- Input -
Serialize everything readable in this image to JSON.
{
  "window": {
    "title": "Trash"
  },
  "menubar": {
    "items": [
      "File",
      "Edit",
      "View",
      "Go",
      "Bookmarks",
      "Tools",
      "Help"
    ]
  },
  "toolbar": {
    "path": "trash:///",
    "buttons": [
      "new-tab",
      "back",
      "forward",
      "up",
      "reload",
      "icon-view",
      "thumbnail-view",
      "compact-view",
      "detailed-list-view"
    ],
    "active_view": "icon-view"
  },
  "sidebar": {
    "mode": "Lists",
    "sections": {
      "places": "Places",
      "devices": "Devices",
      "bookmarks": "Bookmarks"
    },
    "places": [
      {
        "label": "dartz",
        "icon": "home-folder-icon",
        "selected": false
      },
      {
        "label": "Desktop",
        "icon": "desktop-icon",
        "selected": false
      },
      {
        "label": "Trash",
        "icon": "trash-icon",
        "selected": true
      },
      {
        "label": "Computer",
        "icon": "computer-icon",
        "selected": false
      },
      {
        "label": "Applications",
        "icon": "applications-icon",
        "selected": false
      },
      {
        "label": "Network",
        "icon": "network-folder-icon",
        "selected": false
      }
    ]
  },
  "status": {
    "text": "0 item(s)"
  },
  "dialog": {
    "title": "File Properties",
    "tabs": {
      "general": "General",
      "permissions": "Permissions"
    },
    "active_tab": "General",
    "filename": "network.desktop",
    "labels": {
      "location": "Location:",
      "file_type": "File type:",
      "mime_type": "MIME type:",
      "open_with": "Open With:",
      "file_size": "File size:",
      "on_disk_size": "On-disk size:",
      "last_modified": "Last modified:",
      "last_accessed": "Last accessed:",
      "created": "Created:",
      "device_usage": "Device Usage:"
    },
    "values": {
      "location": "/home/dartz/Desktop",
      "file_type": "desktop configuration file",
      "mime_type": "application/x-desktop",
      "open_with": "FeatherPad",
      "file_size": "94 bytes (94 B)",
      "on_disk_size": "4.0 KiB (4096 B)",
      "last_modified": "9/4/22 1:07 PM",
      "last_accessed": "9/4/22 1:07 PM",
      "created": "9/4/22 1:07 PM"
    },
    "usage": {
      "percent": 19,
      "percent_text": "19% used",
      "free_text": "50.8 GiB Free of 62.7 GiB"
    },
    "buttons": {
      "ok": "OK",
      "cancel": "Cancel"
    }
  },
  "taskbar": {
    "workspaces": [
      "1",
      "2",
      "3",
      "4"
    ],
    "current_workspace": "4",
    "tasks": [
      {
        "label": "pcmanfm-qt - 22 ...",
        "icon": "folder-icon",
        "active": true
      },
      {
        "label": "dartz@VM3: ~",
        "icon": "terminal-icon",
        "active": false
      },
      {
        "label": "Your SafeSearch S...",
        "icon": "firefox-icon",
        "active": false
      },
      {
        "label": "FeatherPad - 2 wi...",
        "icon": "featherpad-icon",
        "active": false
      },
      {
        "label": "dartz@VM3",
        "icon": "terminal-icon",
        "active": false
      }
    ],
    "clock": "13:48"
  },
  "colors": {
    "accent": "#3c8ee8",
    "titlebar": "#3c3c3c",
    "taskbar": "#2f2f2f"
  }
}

- Aim -
Return the whole listing exactly.

- Complete output -
Serialize everything readable in this image to JSON.
{
  "window": {
    "title": "Trash"
  },
  "menubar": {
    "items": [
      "File",
      "Edit",
      "View",
      "Go",
      "Bookmarks",
      "Tools",
      "Help"
    ]
  },
  "toolbar": {
    "path": "trash:///",
    "buttons": [
      "new-tab",
      "back",
      "forward",
      "up",
      "reload",
      "icon-view",
      "thumbnail-view",
      "compact-view",
      "detailed-list-view"
    ],
    "active_view": "icon-view"
  },
  "sidebar": {
    "mode": "Lists",
    "sections": {
      "places": "Places",
      "devices": "Devices",
      "bookmarks": "Bookmarks"
    },
    "places": [
      {
        "label": "dartz",
        "icon": "home-folder-icon",
        "selected": false
      },
      {
        "label": "Desktop",
        "icon": "desktop-icon",
        "selected": false
      },
      {
        "label": "Trash",
        "icon": "trash-icon",
        "selected": true
      },
      {
        "label": "Computer",
        "icon": "computer-icon",
        "selected": false
      },
      {
        "label": "Applications",
        "icon": "applications-icon",
        "selected": false
      },
      {
        "label": "Network",
        "icon": "network-folder-icon",
        "selected": false
      }
    ]
  },
  "status": {
    "text": "0 item(s)"
  },
  "dialog": {
    "title": "File Properties",
    "tabs": {
      "general": "General",
      "permissions": "Permissions"
    },
    "active_tab": "General",
    "filename": "network.desktop",
    "labels": {
      "location": "Location:",
      "file_type": "File type:",
      "mime_type": "MIME type:",
      "open_with": "Open With:",
      "file_size": "File size:",
      "on_disk_size": "On-disk size:",
      "last_modified": "Last modified:",
      "last_accessed": "Last accessed:",
      "created": "Created:",
      "device_usage": "Device Usage:"
    },
    "values": {
      "location": "/home/dartz/Desktop",
      "file_type": "desktop configuration file",
      "mime_type": "application/x-desktop",
      "open_with": "FeatherPad",
      "file_size": "94 bytes (94 B)",
      "on_disk_size": "4.0 KiB (4096 B)",
      "last_modified": "9/4/22 1:07 PM",
      "last_accessed": "9/4/22 1:07 PM",
      "created": "9/4/22 1:07 PM"
    },
    "usage": {
      "percent": 19,
      "percent_text": "19% used",
      "free_text": "50.8 GiB Free of 62.7 GiB"
    },
    "buttons": {
      "ok": "OK",
      "cancel": "Cancel"
    }
  },
  "taskbar": {
    "workspaces": [
      "1",
      "2",
      "3",
      "4"
    ],
    "current_workspace": "4",
    "tasks": [
      {
        "label": "pcmanfm-qt - 22 ...",
        "icon": "folder-icon",
        "active": true
      },
      {
        "label": "dartz@VM3: ~",
        "icon": "terminal-icon",
        "active": false
      },
      {
        "label": "Your SafeSearch S...",
        "icon": "firefox-icon",
        "active": false
      },
      {
        "label": "FeatherPad - 2 wi...",
        "icon": "featherpad-icon",
        "active": false
      },
      {
        "label": "dartz@VM3",
        "icon": "terminal-icon",
        "active": false
      }
    ],
    "clock": "13:48"
  },
  "colors": {
    "accent": "#3c8ee8",
    "titlebar": "#3c3c3c",
    "taskbar": "#2f2f2f"
  }
}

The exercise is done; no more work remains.